Where the word "JSON" occurs in a line, return that line.
** Start Extracted records **
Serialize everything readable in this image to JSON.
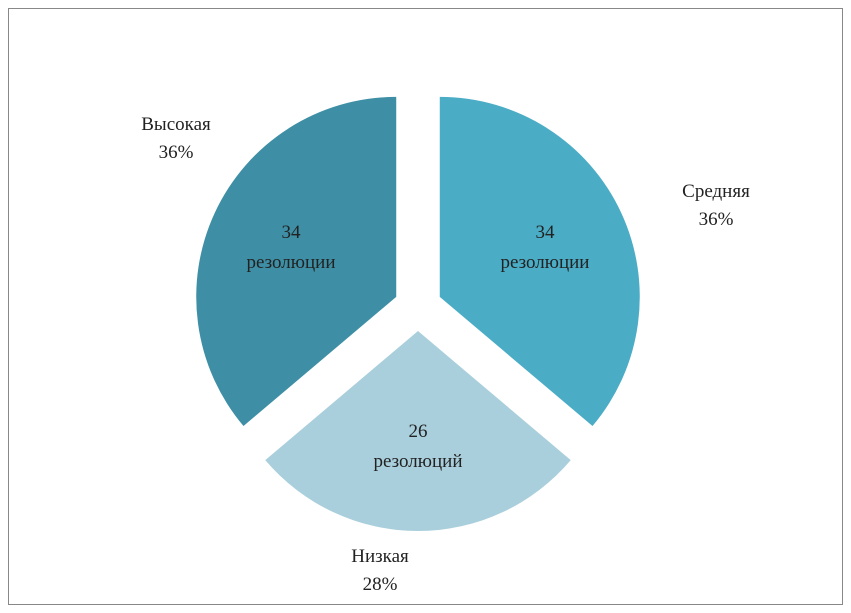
{
  "chart_data": {
    "type": "pie",
    "categories": [
      "Средняя",
      "Низкая",
      "Высокая"
    ],
    "values": [
      34,
      26,
      34
    ],
    "value_labels": [
      "34 резолюции",
      "26 резолюций",
      "34 резолюции"
    ],
    "percent_labels": [
      "36%",
      "28%",
      "36%"
    ],
    "colors": [
      "#4bacc6",
      "#a9cfdc",
      "#3e8fa5"
    ],
    "exploded": true
  }
}
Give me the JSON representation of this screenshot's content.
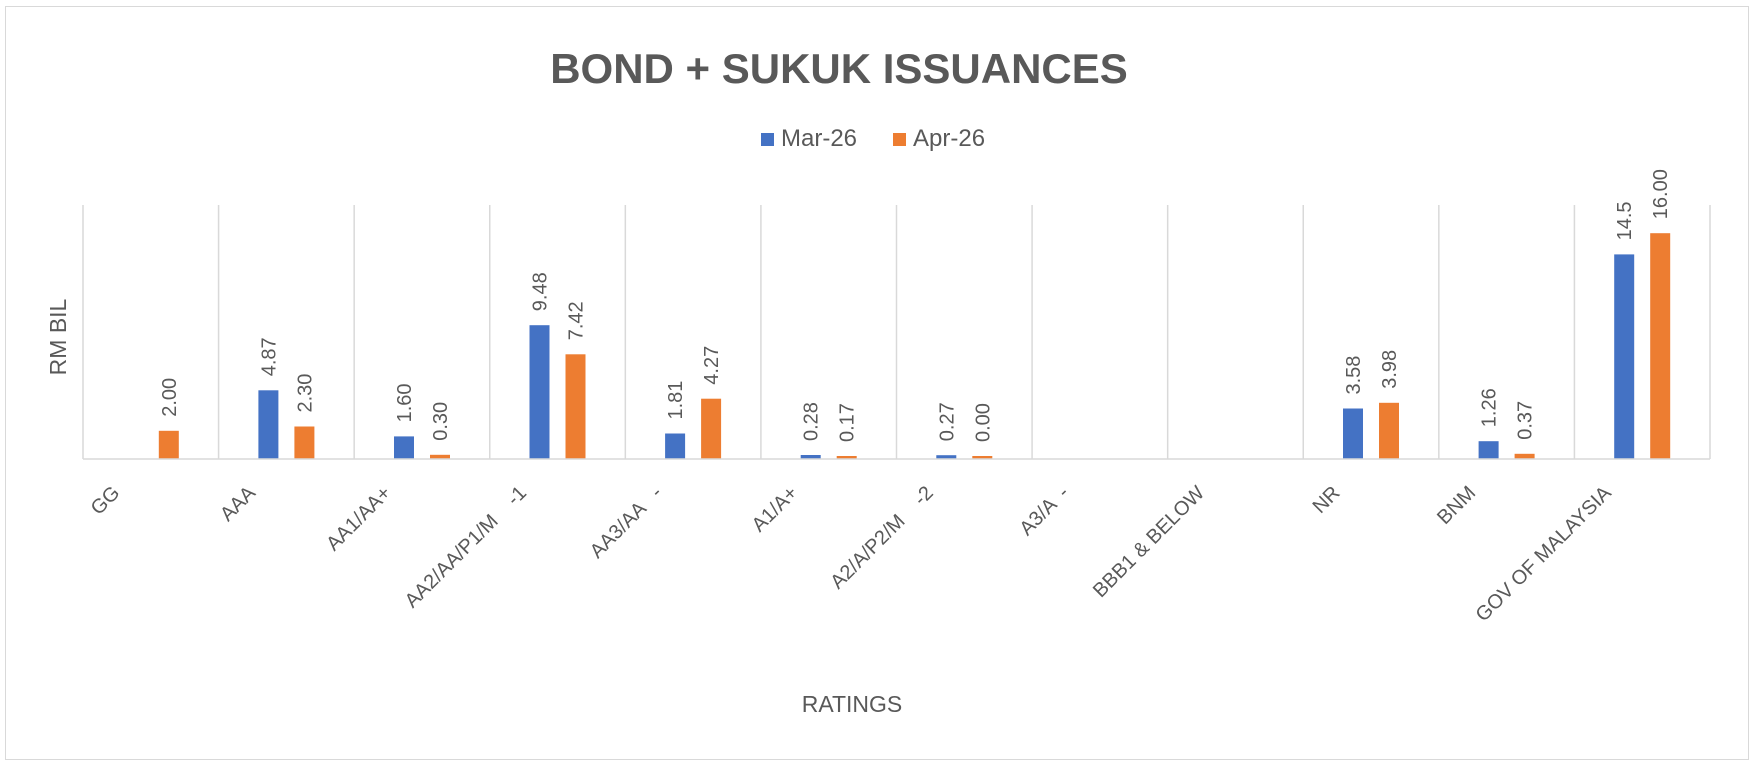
{
  "chart_data": {
    "type": "bar",
    "title": "BOND + SUKUK ISSUANCES",
    "xlabel": "RATINGS",
    "ylabel": "RM BIL",
    "categories": [
      "GG",
      "AAA",
      "AA1/AA+",
      "AA2/AA/P1/M    -1",
      "AA3/AA   -",
      "A1/A+",
      "A2/A/P2/M    -2",
      "A3/A  -",
      "BBB1 & BELOW",
      "NR",
      "BNM",
      "GOV OF MALAYSIA"
    ],
    "series": [
      {
        "name": "Mar-26",
        "color": "#4472c4",
        "values": [
          null,
          4.87,
          1.6,
          9.48,
          1.81,
          0.28,
          0.27,
          null,
          null,
          3.58,
          1.26,
          14.5
        ],
        "labels": [
          "",
          "4.87",
          "1.60",
          "9.48",
          "1.81",
          "0.28",
          "0.27",
          "",
          "",
          "3.58",
          "1.26",
          "14.5"
        ]
      },
      {
        "name": "Apr-26",
        "color": "#ed7d31",
        "values": [
          2.0,
          2.3,
          0.3,
          7.42,
          4.27,
          0.17,
          0.0,
          null,
          null,
          3.98,
          0.37,
          16.0
        ],
        "labels": [
          "2.00",
          "2.30",
          "0.30",
          "7.42",
          "4.27",
          "0.17",
          "0.00",
          "",
          "",
          "3.98",
          "0.37",
          "16.00"
        ]
      }
    ],
    "ylim": [
      0,
      18
    ],
    "grid": "vertical category separators",
    "legend": "top-center",
    "data_labels": "rotated vertical above bars"
  }
}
** End Extracted records **
= Worked answer =
Serialize everything readable in this image to JSON.
Give me the JSON representation of this screenshot's content.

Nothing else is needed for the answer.